— Excerpted passage —
──────────────────────────────

The Cannes Official Selection of 2010 is announced. With less than 25 until the festival, Cannes whets our appetites by offering the films that we're all going to be dying to see. As the title mentions, I have no clue who many of these directors are, but that means I have more parts of the cinema to be introduced to. I do know a few In Competition: Mike Leigh (who won the Palme d'Or in 1996 for "Secrets & Lies") , Alejandro González Iñárritu, Apichatpong Weerasethakul, and Doug Liman, as well as Abbas Kiarostami (who won the 1997 Palme d'Or for "Taste of Cherry"), Takeshi Kitano, and Bertrand Tavernier as directors I've heard of but never seen. As for Un Certain Regard, we have Derek Cianfrance, Manoel de Oliveira, Lodge Kerrigan, Hong Sangsoo, Christi Puiu, and Xavier Dolan, as well as the historic Jean-Luc Godard. There are a couple of interesting things out-of-competition, and I'll get to those soon. I lastly would like to cite that, as The Playlist said, I'm depressed to see the absence of Malick in competition, as Mr. Terrence has created one of my "most anticipated films" of 2010 in "The Tree of Life" which looks monumental. Apparently there's a way you can enter late, but many think that he's going to pass on Cannes and finish his film properly. I'm so impatient, but I'm glad: when it finally gets here, it will be amazing and well-crafted.

Here's some close analysis of the films of the festival:

Competition --> President of the Jury: Tim Burton

Jury: Kate Beckinsale (weird since she was in a Valerie Plame movie, could this have an effect?), Giovanna Mezzogiorno ("Vincere"), Alberto Barbera ("member of the Jury in 1939" (IMDB),
Emmanuel Carrere ("La Moustache"), Benicio Del Toro ("Che," "Traffic"), Victor Erice ("Spirit of the Beehive"), Shakhur Kapur ("Elizabeth")

Torneé directed by Mathieu Almaric (Running Time: 1 hour 51 minutes)

Almaric has been one of my favorite actors, in films such as "The Diving Bell and the Butterfly," "A Christmas Tale," and Cannes 2009's "Wild Grass" (which I have not gotten the chance to see). I'm glad to hear that he's directing and starring in his own film, "Tornee," in which he apparently plays the lead character named Joachim. Julie Ferrier ("Micmacs") plays herself apparently, so is there some metaphysical-ness at play? Also appearing are Anne Benoit and Damien Odoul in as-of-now unnamed roles. The film is shot by Christophe Beaucame ("Mr. Nobody," "Coco Before Chanel," "Paris"), and I think he's pretty traditional but good (although that's just from seeing the trailers for the three films). Apparently the film is about "American burlesque girls on tour in France," which sounds weird... But I'll see it for Mr. Almaric. Does it have a shot at the Palme D'or? No. Almaric maybe for best director, but I'm going to be surprised if it wins.

──────────────────────────────

— Extracted records —

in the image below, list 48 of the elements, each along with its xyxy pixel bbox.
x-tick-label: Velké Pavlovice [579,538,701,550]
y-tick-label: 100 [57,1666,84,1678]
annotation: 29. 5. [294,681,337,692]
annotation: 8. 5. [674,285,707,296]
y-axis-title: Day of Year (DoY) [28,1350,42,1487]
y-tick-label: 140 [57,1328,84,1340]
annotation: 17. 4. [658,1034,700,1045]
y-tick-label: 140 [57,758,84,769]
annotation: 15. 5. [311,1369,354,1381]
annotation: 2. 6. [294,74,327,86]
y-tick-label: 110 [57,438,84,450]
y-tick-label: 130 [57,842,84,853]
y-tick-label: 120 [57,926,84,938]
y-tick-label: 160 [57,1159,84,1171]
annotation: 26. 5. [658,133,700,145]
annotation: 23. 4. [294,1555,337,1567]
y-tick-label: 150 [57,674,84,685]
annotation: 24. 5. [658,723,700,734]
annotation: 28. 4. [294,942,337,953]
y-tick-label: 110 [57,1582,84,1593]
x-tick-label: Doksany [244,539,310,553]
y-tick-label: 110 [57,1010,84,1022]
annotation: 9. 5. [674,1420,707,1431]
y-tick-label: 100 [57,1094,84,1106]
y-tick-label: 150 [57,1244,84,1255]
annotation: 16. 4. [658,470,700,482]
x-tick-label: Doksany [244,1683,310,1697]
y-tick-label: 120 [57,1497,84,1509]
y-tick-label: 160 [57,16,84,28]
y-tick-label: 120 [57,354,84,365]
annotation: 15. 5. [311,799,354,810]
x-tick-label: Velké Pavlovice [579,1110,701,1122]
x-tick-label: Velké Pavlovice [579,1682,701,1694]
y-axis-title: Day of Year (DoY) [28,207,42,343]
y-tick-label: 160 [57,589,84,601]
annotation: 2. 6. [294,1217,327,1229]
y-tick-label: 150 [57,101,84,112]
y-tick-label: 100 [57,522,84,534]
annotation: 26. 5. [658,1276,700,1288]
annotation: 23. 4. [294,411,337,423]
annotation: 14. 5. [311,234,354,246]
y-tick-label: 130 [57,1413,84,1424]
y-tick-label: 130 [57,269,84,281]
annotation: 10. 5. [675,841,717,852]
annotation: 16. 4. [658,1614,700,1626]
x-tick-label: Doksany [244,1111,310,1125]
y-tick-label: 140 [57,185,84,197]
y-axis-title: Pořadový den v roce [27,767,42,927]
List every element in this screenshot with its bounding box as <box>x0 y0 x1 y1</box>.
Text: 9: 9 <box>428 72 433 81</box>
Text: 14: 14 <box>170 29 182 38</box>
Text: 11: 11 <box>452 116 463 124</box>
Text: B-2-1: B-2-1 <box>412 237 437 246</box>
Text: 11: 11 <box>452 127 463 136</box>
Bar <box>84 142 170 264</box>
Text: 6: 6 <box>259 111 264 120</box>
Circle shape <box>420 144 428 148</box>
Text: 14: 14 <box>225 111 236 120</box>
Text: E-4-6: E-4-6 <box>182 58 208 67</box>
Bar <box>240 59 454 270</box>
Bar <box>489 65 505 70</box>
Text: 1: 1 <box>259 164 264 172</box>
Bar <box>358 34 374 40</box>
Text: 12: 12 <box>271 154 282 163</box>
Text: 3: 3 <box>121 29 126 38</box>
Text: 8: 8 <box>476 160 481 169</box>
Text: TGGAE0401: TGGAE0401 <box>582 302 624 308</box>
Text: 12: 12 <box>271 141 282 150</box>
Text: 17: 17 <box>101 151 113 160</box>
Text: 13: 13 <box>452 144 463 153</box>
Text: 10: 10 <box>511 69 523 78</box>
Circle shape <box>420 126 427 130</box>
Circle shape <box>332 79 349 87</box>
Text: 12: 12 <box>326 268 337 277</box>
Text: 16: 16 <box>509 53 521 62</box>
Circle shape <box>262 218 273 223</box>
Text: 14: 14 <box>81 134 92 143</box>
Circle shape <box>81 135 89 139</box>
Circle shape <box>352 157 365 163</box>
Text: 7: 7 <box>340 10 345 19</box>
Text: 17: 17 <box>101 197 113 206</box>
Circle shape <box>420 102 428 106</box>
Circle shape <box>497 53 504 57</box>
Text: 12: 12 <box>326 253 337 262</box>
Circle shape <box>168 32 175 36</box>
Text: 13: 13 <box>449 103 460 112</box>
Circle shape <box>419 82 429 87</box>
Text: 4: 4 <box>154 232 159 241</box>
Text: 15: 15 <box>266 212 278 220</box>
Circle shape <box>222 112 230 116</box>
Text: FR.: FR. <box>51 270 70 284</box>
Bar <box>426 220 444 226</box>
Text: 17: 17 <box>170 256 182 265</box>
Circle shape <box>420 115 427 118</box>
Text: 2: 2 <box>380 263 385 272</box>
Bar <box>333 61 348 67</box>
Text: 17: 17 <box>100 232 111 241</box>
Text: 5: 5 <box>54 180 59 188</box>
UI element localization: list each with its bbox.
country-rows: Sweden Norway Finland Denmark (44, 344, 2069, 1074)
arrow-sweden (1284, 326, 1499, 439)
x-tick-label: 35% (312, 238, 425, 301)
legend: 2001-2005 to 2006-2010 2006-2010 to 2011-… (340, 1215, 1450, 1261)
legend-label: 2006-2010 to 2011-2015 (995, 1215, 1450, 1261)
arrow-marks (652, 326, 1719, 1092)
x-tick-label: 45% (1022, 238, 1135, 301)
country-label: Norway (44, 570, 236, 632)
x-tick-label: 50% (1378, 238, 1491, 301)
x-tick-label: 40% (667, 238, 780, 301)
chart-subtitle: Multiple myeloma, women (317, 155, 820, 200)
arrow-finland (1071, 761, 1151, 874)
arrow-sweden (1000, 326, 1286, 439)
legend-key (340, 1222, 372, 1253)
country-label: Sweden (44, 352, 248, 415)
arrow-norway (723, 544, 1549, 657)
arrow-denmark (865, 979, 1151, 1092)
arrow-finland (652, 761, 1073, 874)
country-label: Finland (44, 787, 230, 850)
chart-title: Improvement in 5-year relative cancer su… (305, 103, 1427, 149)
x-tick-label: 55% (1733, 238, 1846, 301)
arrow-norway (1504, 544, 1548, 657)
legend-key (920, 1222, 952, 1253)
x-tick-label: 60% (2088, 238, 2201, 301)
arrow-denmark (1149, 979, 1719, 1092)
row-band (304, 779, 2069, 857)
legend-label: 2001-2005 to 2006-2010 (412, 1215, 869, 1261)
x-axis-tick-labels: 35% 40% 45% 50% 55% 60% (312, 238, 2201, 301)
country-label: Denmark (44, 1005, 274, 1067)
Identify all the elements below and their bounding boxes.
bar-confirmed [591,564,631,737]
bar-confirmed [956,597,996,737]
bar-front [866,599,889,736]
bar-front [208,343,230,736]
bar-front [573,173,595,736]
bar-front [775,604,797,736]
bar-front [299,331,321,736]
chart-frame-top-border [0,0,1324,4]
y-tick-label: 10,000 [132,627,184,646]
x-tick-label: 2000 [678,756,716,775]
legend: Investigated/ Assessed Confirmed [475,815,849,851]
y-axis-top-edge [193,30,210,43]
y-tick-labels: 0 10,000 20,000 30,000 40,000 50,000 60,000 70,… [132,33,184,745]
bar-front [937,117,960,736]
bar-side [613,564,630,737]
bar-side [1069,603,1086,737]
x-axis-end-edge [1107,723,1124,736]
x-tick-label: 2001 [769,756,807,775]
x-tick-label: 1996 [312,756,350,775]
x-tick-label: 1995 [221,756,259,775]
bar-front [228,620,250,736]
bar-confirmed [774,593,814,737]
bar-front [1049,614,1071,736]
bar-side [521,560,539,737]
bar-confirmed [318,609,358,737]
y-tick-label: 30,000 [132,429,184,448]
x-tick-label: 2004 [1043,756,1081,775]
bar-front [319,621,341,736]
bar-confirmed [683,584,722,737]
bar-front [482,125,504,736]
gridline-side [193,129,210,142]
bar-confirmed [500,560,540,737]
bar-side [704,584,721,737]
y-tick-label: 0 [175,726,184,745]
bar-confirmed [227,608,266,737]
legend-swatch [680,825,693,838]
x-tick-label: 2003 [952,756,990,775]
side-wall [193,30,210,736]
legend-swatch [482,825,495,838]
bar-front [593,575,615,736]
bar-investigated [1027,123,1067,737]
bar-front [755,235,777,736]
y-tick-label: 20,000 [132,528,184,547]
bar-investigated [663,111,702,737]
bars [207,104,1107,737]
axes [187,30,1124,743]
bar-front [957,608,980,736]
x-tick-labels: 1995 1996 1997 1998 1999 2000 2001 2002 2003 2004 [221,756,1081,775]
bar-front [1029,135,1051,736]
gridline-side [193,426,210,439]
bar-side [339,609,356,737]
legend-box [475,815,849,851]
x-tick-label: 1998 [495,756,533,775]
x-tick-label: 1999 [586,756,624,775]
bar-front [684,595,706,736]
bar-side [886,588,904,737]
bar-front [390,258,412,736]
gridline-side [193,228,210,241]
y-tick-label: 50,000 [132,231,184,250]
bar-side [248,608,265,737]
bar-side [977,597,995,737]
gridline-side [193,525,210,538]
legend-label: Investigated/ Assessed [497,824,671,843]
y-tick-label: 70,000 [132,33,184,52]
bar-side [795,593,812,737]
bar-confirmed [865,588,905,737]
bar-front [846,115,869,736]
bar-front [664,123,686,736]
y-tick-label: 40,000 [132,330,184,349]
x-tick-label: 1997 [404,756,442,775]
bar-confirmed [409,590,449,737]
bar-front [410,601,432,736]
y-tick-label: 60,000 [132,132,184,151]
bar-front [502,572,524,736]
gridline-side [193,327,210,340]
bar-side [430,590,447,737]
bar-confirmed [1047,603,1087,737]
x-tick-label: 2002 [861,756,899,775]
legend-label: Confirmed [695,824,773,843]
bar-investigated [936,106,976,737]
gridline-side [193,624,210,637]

──────────────────────────────

— Work required —
Can you retype the Cannes 2010 selection post word for word, starting at "Competition --> President" and ending at "hour 51 minutes)"?

— Reply —
Competition --> President of the Jury: Tim Burton

Jury: Kate Beckinsale (weird since she was in a Valerie Plame movie, could this have an effect?), Giovanna Mezzogiorno ("Vincere"), Alberto Barbera ("member of the Jury in 1939" (IMDB),
Emmanuel Carrere ("La Moustache"), Benicio Del Toro ("Che," "Traffic"), Victor Erice ("Spirit of the Beehive"), Shakhur Kapur ("Elizabeth")

Torneé directed by Mathieu Almaric (Running Time: 1 hour 51 minutes)